* **What to work on**
Please convert the data below into a JSON list of strings, one string per line, leaving out blank lines.

════════════════

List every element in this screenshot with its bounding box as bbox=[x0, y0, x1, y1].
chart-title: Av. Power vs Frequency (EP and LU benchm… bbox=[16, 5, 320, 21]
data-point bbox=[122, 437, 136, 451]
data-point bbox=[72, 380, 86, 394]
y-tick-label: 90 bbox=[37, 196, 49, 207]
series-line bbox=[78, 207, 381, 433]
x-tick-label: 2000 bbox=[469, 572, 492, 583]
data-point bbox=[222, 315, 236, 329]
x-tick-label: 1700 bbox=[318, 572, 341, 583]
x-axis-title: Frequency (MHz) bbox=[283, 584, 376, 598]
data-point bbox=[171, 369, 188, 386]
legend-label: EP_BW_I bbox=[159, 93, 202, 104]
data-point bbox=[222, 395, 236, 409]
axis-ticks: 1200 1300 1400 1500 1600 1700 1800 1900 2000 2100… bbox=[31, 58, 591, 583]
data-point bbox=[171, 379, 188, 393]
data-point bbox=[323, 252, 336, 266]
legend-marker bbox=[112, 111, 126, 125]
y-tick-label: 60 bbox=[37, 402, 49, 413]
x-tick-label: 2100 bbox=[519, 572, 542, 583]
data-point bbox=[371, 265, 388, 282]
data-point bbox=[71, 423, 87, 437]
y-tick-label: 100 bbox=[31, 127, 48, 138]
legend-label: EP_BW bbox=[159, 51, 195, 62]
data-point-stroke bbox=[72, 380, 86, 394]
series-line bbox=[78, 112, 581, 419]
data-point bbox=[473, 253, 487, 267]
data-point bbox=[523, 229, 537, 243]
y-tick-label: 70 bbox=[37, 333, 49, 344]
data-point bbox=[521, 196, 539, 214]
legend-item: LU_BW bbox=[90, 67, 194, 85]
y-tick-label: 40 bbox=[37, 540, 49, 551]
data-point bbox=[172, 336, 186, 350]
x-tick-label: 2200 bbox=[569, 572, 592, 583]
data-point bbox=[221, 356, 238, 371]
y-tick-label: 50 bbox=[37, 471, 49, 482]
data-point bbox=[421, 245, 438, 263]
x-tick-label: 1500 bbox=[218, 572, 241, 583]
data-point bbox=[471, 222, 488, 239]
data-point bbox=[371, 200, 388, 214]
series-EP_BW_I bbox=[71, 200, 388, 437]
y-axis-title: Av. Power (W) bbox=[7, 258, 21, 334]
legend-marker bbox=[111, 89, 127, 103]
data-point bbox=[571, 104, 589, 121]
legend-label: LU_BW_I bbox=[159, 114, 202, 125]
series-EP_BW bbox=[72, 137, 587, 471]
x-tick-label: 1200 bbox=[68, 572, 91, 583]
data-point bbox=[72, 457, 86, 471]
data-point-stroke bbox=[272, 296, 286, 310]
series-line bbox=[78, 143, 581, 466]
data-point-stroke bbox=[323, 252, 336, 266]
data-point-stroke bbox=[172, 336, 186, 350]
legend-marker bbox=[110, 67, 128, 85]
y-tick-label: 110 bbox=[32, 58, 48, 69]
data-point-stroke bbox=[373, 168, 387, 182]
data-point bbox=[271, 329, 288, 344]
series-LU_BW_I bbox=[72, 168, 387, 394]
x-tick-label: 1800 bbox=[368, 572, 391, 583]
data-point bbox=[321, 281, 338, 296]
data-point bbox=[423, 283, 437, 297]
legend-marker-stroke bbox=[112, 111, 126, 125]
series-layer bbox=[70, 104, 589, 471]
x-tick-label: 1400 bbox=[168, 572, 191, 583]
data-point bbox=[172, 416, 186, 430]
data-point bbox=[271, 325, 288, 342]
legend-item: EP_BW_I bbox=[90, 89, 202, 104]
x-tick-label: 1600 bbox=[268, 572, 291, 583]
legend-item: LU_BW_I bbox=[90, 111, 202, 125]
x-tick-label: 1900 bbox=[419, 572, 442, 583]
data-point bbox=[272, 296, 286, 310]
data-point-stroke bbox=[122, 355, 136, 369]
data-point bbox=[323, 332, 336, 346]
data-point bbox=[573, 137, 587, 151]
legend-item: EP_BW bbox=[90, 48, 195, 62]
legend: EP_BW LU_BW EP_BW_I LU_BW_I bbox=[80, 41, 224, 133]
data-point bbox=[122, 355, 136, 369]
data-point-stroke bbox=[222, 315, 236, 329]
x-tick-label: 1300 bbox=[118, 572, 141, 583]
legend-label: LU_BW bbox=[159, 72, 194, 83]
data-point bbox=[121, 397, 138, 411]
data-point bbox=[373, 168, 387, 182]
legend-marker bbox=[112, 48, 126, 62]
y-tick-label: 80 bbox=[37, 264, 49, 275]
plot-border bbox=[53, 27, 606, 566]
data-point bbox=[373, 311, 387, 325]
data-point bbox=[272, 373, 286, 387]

════════════════

* **Solution**
[
  "List every element in this screenshot with its bounding box as bbox=[x0, y0, x1, y1].",
  "chart-title: Av. Power vs Frequency (EP and LU benchm… bbox=[16, 5, 320, 21]",
  "data-point bbox=[122, 437, 136, 451]",
  "data-point bbox=[72, 380, 86, 394]",
  "y-tick-label: 90 bbox=[37, 196, 49, 207]",
  "series-line bbox=[78, 207, 381, 433]",
  "x-tick-label: 2000 bbox=[469, 572, 492, 583]",
  "data-point bbox=[222, 315, 236, 329]",
  "x-tick-label: 1700 bbox=[318, 572, 341, 583]",
  "x-axis-title: Frequency (MHz) bbox=[283, 584, 376, 598]",
  "data-point bbox=[171, 369, 188, 386]",
  "legend-label: EP_BW_I bbox=[159, 93, 202, 104]",
  "data-point bbox=[222, 395, 236, 409]",
  "axis-ticks: 1200 1300 1400 1500 1600 1700 1800 1900 2000 2100… bbox=[31, 58, 591, 583]",
  "data-point bbox=[171, 379, 188, 393]",
  "data-point bbox=[323, 252, 336, 266]",
  "legend-marker bbox=[112, 111, 126, 125]",
  "y-tick-label: 60 bbox=[37, 402, 49, 413]",
  "x-tick-label: 2100 bbox=[519, 572, 542, 583]",
  "data-point bbox=[371, 265, 388, 282]",
  "data-point bbox=[71, 423, 87, 437]",
  "y-tick-label: 100 bbox=[31, 127, 48, 138]",
  "legend-label: EP_BW bbox=[159, 51, 195, 62]",
  "data-point-stroke bbox=[72, 380, 86, 394]",
  "series-line bbox=[78, 112, 581, 419]",
  "data-point bbox=[473, 253, 487, 267]",
  "data-point bbox=[523, 229, 537, 243]",
  "y-tick-label: 70 bbox=[37, 333, 49, 344]",
  "data-point bbox=[521, 196, 539, 214]",
  "legend-item: LU_BW bbox=[90, 67, 194, 85]",
  "y-tick-label: 40 bbox=[37, 540, 49, 551]",
  "data-point bbox=[172, 336, 186, 350]",
  "x-tick-label: 2200 bbox=[569, 572, 592, 583]",
  "data-point bbox=[221, 356, 238, 371]",
  "y-tick-label: 50 bbox=[37, 471, 49, 482]",
  "data-point bbox=[421, 245, 438, 263]",
  "x-tick-label: 1500 bbox=[218, 572, 241, 583]",
  "data-point bbox=[471, 222, 488, 239]",
  "data-point bbox=[371, 200, 388, 214]",
  "series-EP_BW_I bbox=[71, 200, 388, 437]",
  "y-axis-title: Av. Power (W) bbox=[7, 258, 21, 334]",
  "legend-marker bbox=[111, 89, 127, 103]",
  "data-point bbox=[571, 104, 589, 121]",
  "legend-label: LU_BW_I bbox=[159, 114, 202, 125]",
  "series-EP_BW bbox=[72, 137, 587, 471]",
  "x-tick-label: 1200 bbox=[68, 572, 91, 583]",
  "data-point bbox=[72, 457, 86, 471]",
  "data-point-stroke bbox=[272, 296, 286, 310]",
  "series-line bbox=[78, 143, 581, 466]",
  "data-point-stroke bbox=[323, 252, 336, 266]",
  "data-point-stroke bbox=[172, 336, 186, 350]",
  "legend-marker bbox=[110, 67, 128, 85]",
  "y-tick-label: 110 bbox=[32, 58, 48, 69]",
  "data-point-stroke bbox=[373, 168, 387, 182]",
  "data-point bbox=[271, 329, 288, 344]",
  "series-LU_BW_I bbox=[72, 168, 387, 394]",
  "x-tick-label: 1800 bbox=[368, 572, 391, 583]",
  "data-point bbox=[321, 281, 338, 296]",
  "data-point bbox=[423, 283, 437, 297]",
  "legend-marker-stroke bbox=[112, 111, 126, 125]",
  "series-layer bbox=[70, 104, 589, 471]",
  "x-tick-label: 1400 bbox=[168, 572, 191, 583]",
  "data-point bbox=[172, 416, 186, 430]",
  "data-point bbox=[271, 325, 288, 342]",
  "legend-item: EP_BW_I bbox=[90, 89, 202, 104]",
  "x-tick-label: 1600 bbox=[268, 572, 291, 583]",
  "legend-item: LU_BW_I bbox=[90, 111, 202, 125]",
  "x-tick-label: 1900 bbox=[419, 572, 442, 583]",
  "data-point bbox=[272, 296, 286, 310]",
  "data-point-stroke bbox=[122, 355, 136, 369]",
  "data-point bbox=[323, 332, 336, 346]",
  "data-point bbox=[573, 137, 587, 151]",
  "legend-item: EP_BW bbox=[90, 48, 195, 62]",
  "legend: EP_BW LU_BW EP_BW_I LU_BW_I bbox=[80, 41, 224, 133]",
  "data-point bbox=[122, 355, 136, 369]",
  "data-point-stroke bbox=[222, 315, 236, 329]",
  "x-tick-label: 1300 bbox=[118, 572, 141, 583]",
  "legend-label: LU_BW bbox=[159, 72, 194, 83]",
  "data-point bbox=[121, 397, 138, 411]",
  "data-point bbox=[373, 168, 387, 182]",
  "legend-marker bbox=[112, 48, 126, 62]",
  "y-tick-label: 80 bbox=[37, 264, 49, 275]",
  "plot-border bbox=[53, 27, 606, 566]",
  "data-point bbox=[373, 311, 387, 325]",
  "data-point bbox=[272, 373, 286, 387]"
]